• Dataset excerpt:
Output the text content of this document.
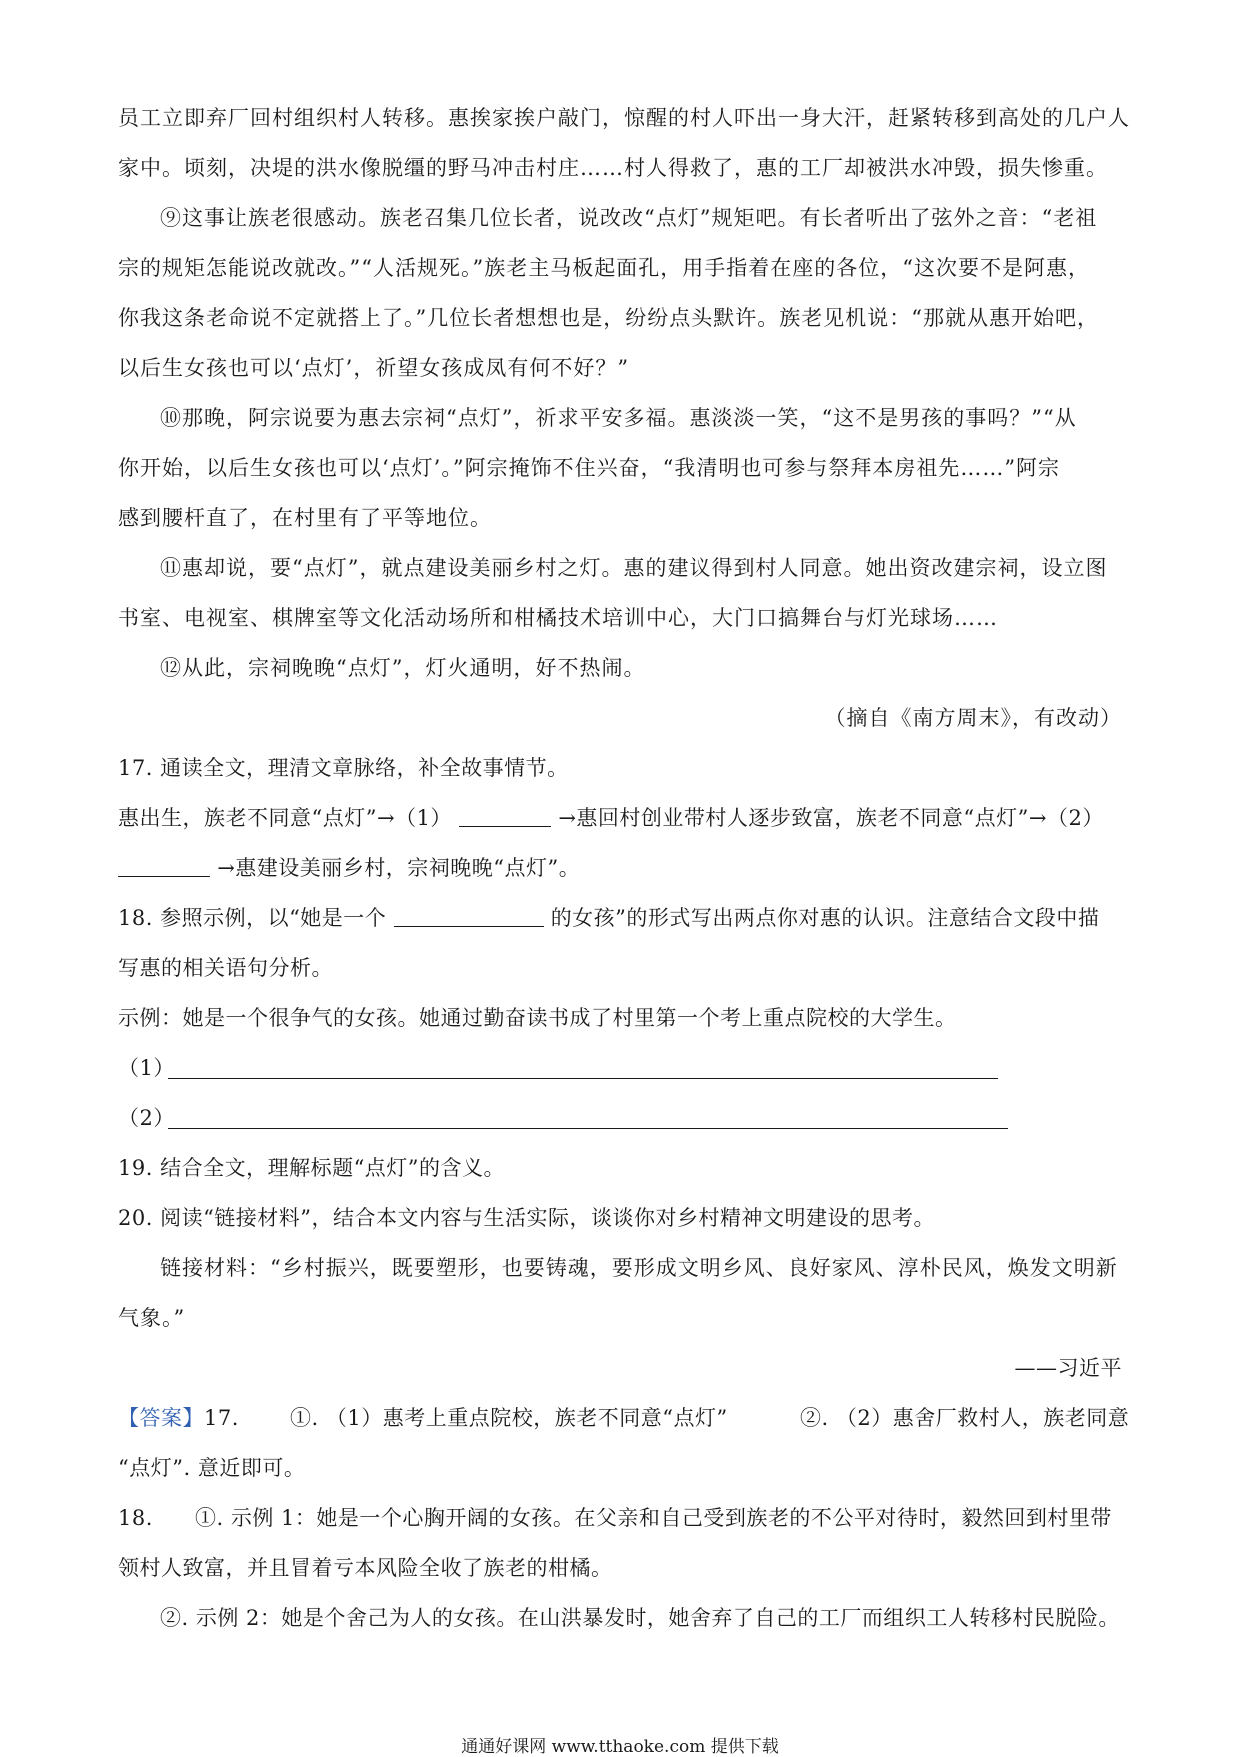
员工立即弃厂回村组织村人转移。惠挨家挨户敲门，惊醒的村人吓出一身大汗，赶紧转移到高处的几户人
家中。顷刻，决堤的洪水像脱缰的野马冲击村庄……村人得救了，惠的工厂却被洪水冲毁，损失惨重。
⑨这事让族老很感动。族老召集几位长者，说改改“点灯”规矩吧。有长者听出了弦外之音：“老祖
宗的规矩怎能说改就改。”“人活规死。”族老主马板起面孔，用手指着在座的各位，“这次要不是阿惠，
你我这条老命说不定就搭上了。”几位长者想想也是，纷纷点头默许。族老见机说：“那就从惠开始吧，
以后生女孩也可以‘点灯’，祈望女孩成凤有何不好？”
⑩那晚，阿宗说要为惠去宗祠“点灯”，祈求平安多福。惠淡淡一笑，“这不是男孩的事吗？”“从
你开始，以后生女孩也可以‘点灯’。”阿宗掩饰不住兴奋，“我清明也可参与祭拜本房祖先……”阿宗
感到腰杆直了，在村里有了平等地位。
⑪惠却说，要“点灯”，就点建设美丽乡村之灯。惠的建议得到村人同意。她出资改建宗祠，设立图
书室、电视室、棋牌室等文化活动场所和柑橘技术培训中心，大门口搞舞台与灯光球场……
⑫从此，宗祠晚晚“点灯”，灯火通明，好不热闹。
（摘自《南方周末》，有改动）
17. 通读全文，理清文章脉络，补全故事情节。
惠出生，族老不同意“点灯”→（1）	→惠回村创业带村人逐步致富，族老不同意“点灯”→（2）
→惠建设美丽乡村，宗祠晚晚“点灯”。
18. 参照示例，以“她是一个	的女孩”的形式写出两点你对惠的认识。注意结合文段中描
写惠的相关语句分析。
示例：她是一个很争气的女孩。她通过勤奋读书成了村里第一个考上重点院校的大学生。
（1）
（2）
19. 结合全文，理解标题“点灯”的含义。
20. 阅读“链接材料”，结合本文内容与生活实际，谈谈你对乡村精神文明建设的思考。
链接材料：“乡村振兴，既要塑形，也要铸魂，要形成文明乡风、良好家风、淳朴民风，焕发文明新
气象。”
——习近平
【答案】17. ①. （1）惠考上重点院校，族老不同意“点灯”	②. （2）惠舍厂救村人，族老同意
“点灯”. 意近即可。
18. ①. 示例 1：她是一个心胸开阔的女孩。在父亲和自己受到族老的不公平对待时，毅然回到村里带
领村人致富，并且冒着亏本风险全收了族老的柑橘。
②. 示例 2：她是个舍己为人的女孩。在山洪暴发时，她舍弃了自己的工厂而组织工人转移村民脱险。
通通好课网 www.tthaoke.com 提供下载
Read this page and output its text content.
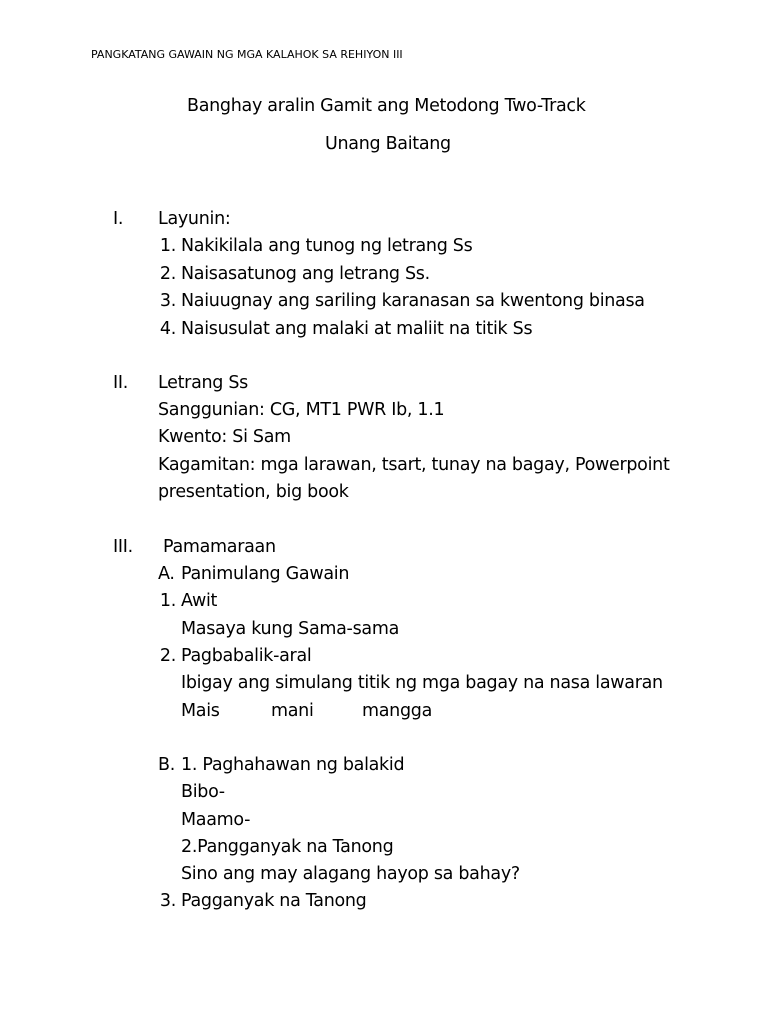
PANGKATANG GAWAIN NG MGA KALAHOK SA REHIYON III
Banghay aralin Gamit ang Metodong Two-Track
Unang Baitang
I. Layunin:
1. Nakikilala ang tunog ng letrang Ss
2. Naisasatunog ang letrang Ss.
3. Naiuugnay ang sariling karanasan sa kwentong binasa
4. Naisusulat ang malaki at maliit na titik Ss
II. Letrang Ss
Sanggunian: CG, MT1 PWR Ib, 1.1
Kwento: Si Sam
Kagamitan: mga larawan, tsart, tunay na bagay, Powerpoint
presentation, big book
III. Pamamaraan
A. Panimulang Gawain
1. Awit
Masaya kung Sama-sama
2. Pagbabalik-aral
Ibigay ang simulang titik ng mga bagay na nasa lawaran
Mais	mani	mangga
B. 1. Paghahawan ng balakid
Bibo-
Maamo-
2.Pangganyak na Tanong
Sino ang may alagang hayop sa bahay?
3. Pagganyak na Tanong
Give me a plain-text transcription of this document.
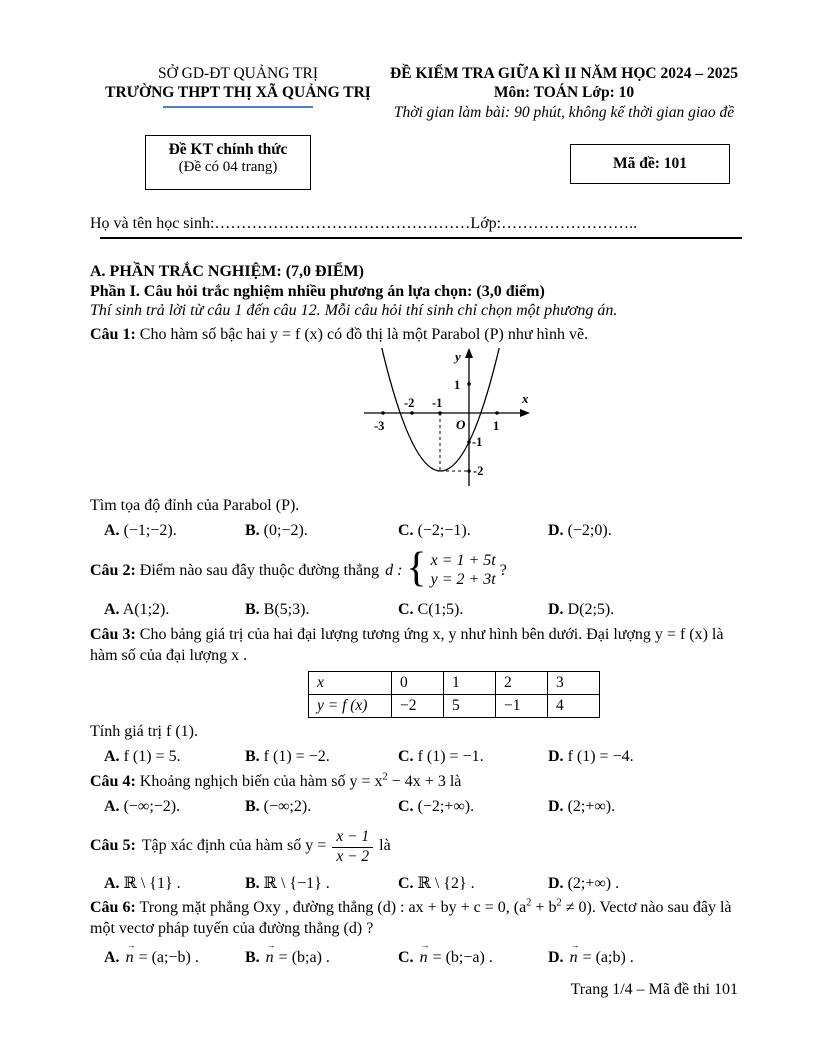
SỞ GD-ĐT QUẢNG TRỊ
TRƯỜNG THPT THỊ XÃ QUẢNG TRỊ
ĐỀ KIỂM TRA GIỮA KÌ II NĂM HỌC 2024 – 2025
Môn: TOÁN Lớp: 10
Thời gian làm bài: 90 phút, không kể thời gian giao đề
Đề KT chính thức
(Đề có 04 trang)	Mã đề: 101
Họ và tên học sinh:…………………………………………Lớp:……………………..
A. PHẦN TRẮC NGHIỆM: (7,0 ĐIỂM)
Phần I. Câu hỏi trắc nghiệm nhiều phương án lựa chọn: (3,0 điểm)
Thí sinh trả lời từ câu 1 đến câu 12. Mỗi câu hỏi thí sinh chỉ chọn một phương án.
Câu 1: Cho hàm số bậc hai y = f (x) có đồ thị là một Parabol (P) như hình vẽ.
y
x
O
-3
-2 -1
1
1
-1
-2
Tìm tọa độ đỉnh của Parabol (P).
A. (−1;−2).	B. (0;−2).	C. (−2;−1).	D. (−2;0).
Câu 2: Điểm nào sau đây thuộc đường thẳng d : { x = 1 + 5t
y = 2 + 3t
?
A. A(1;2).	B. B(5;3).	C. C(1;5).	D. D(2;5).
Câu 3: Cho bảng giá trị của hai đại lượng tương ứng x, y như hình bên dưới. Đại lượng y = f (x) là hàm số của đại lượng x .
x	0	1	2	3
y = f (x)	−2	5	−1	4
Tính giá trị f (1).
A. f (1) = 5.	B. f (1) = −2.	C. f (1) = −1.	D. f (1) = −4.
Câu 4: Khoảng nghịch biến của hàm số $y = x^2 - 4x + 3$ là
A. (−∞;−2).	B. (−∞;2).	C. (−2;+∞).	D. (2;+∞).
Câu 5: Tập xác định của hàm số $y = \frac{x - 1}{x - 2}$ là
A. ℝ \ {1} .	B. ℝ \ {−1} .	C. ℝ \ {2} .	D. (2;+∞) .
Câu 6: Trong mặt phẳng Oxy , đường thẳng (d) : ax + by + c = 0, $(a^2 + b^2 \ne 0)$. Vectơ nào sau đây là một vectơ pháp tuyến của đường thẳng (d) ?
A.
→
n = (a;−b) .	B.
→
n = (b;a) .	C.
→
n = (b;−a) .	D.
→
n = (a;b) .
Trang 1/4 – Mã đề thi 101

• THE REQUEST: Pull out every line of the records above that contains the word "链接材料".

• RESPONSE TO THIS TASK:
20. 阅读“链接材料”，结合本文内容与生活实际，谈谈你对乡村精神文明建设的思考。
链接材料：“乡村振兴，既要塑形，也要铸魂，要形成文明乡风、良好家风、淳朴民风，焕发文明新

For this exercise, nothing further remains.